◆ Texto apresentado ◆

Em suas redes sociais, muitos artistas brasileiros reprovaram os comentários xenofóbicos. Um deles foi o comediante Whindersson Nunes, que publicou em seu Twitter: “Vocês tentam esconder, mas você vê todo um povo gente boa demais, trabalhador demais, como “pessoas que querem dinheiro fácil” ou que “não produz nada”. O nordeste não é sua empresa, não preciso mais construir calçadas pra vc andar”. O Ex-BBB, Gil do Vigor, também fez uma publicação dizendo que o Nordeste e seu povo precisam ser respeitados.
“Durante e após as apurações, foi possível perceber que os nordestinos sofreram incontáveis ataques de ódio, realizados pessoalmente e na Internet, vindos de outras regiões do país. O principal motivo para isso é o cenário de divisão política em que o país se encontra, que serviu de estopim para o aumento de casos xenofóbicos após as eleições”, explica a socióloga Aracelli Alves.
Thiago Martins, de 19 anos, nascido na cidade de João Pessoa, na Paraíba, é nordestino com orgulho. Ele conta que após as eleições, se deparou com inúmeros posts xenofóbicos nas redes sociais e lendo cada um deles, sentiu um imenso desgosto e tristeza ao ver pessoas de diferentes lugares, mas de uma mesma nação, atacando nordestinos apenas por suas opções de voto, algo que é direito de cada um deles.

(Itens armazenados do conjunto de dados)

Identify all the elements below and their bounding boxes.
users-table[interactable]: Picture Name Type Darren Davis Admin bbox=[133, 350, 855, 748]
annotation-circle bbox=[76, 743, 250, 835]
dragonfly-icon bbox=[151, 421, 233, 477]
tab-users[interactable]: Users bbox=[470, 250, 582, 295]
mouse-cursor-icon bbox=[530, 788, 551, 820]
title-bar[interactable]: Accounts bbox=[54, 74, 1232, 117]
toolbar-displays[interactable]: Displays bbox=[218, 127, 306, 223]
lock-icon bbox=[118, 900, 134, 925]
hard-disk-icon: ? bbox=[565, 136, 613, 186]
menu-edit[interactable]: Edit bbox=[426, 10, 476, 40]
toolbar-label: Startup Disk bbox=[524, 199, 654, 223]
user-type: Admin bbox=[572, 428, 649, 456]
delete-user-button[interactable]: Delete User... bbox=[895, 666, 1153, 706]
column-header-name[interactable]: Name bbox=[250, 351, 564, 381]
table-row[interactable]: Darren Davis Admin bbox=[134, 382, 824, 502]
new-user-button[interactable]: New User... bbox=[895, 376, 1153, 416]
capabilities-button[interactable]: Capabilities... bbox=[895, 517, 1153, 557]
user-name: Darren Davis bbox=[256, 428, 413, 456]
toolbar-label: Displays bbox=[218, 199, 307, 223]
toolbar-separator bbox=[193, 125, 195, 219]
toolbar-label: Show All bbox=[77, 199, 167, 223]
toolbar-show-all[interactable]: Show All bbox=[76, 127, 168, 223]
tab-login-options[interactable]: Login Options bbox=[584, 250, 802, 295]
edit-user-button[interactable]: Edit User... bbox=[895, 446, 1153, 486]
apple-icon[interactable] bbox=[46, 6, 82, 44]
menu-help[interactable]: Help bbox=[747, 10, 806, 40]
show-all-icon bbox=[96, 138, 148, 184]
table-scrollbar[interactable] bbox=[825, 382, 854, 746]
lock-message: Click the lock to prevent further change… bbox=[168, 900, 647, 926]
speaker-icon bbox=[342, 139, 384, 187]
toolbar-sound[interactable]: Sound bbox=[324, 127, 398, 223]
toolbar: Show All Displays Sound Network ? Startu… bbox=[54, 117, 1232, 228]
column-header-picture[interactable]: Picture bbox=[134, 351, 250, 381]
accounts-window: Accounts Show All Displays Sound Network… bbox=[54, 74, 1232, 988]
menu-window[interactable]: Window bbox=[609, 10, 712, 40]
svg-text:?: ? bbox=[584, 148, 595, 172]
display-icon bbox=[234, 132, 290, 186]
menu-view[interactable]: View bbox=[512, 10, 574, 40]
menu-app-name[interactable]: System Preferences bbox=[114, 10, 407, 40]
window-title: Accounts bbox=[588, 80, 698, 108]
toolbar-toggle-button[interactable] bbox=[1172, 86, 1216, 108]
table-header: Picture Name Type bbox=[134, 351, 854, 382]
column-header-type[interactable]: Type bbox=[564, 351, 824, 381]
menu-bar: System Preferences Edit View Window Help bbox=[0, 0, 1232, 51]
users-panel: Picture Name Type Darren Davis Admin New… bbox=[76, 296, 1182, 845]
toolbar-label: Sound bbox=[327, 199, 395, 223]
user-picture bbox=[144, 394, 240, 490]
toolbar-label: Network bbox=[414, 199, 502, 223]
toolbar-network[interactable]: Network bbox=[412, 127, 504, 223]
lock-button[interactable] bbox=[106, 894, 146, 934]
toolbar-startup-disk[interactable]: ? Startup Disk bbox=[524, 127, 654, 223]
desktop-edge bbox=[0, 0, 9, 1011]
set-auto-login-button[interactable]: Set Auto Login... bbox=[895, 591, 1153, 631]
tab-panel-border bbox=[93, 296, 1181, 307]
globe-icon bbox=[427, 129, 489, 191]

◆ Aplicação da leitura ◆
• 1. Segundo o texto sobre os ataques xenofóbicos aos nordestinos, em que cidade nasceu Thiago Martins?
• 2. Relacione todas as pessoas mencionadas pelo nome no texto sobre os ataques xenofóbicos aos nordestinos.
• 3. Reproduza, sem alterações, o trecho do texto sobre os ataques xenofóbicos aos nordestinos que se inicia com as palavras que contêm "Em suas redes" e termina em "precisam ser respeitados.".

◆ Respostas dos exercícios ◆
• 1. Em João Pessoa, na Paraíba.

• 2. Whindersson Nunes, Gil do Vigor, Aracelli Alves e Thiago Martins.

• 3.
Em suas redes sociais, muitos artistas brasileiros reprovaram os comentários xenofóbicos. Um deles foi o comediante Whindersson Nunes, que publicou em seu Twitter: “Vocês tentam esconder, mas você vê todo um povo gente boa demais, trabalhador demais, como “pessoas que querem dinheiro fácil” ou que “não produz nada”. O nordeste não é sua empresa, não preciso mais construir calçadas pra vc andar”. O Ex-BBB, Gil do Vigor, também fez uma publicação dizendo que o Nordeste e seu povo precisam ser respeitados.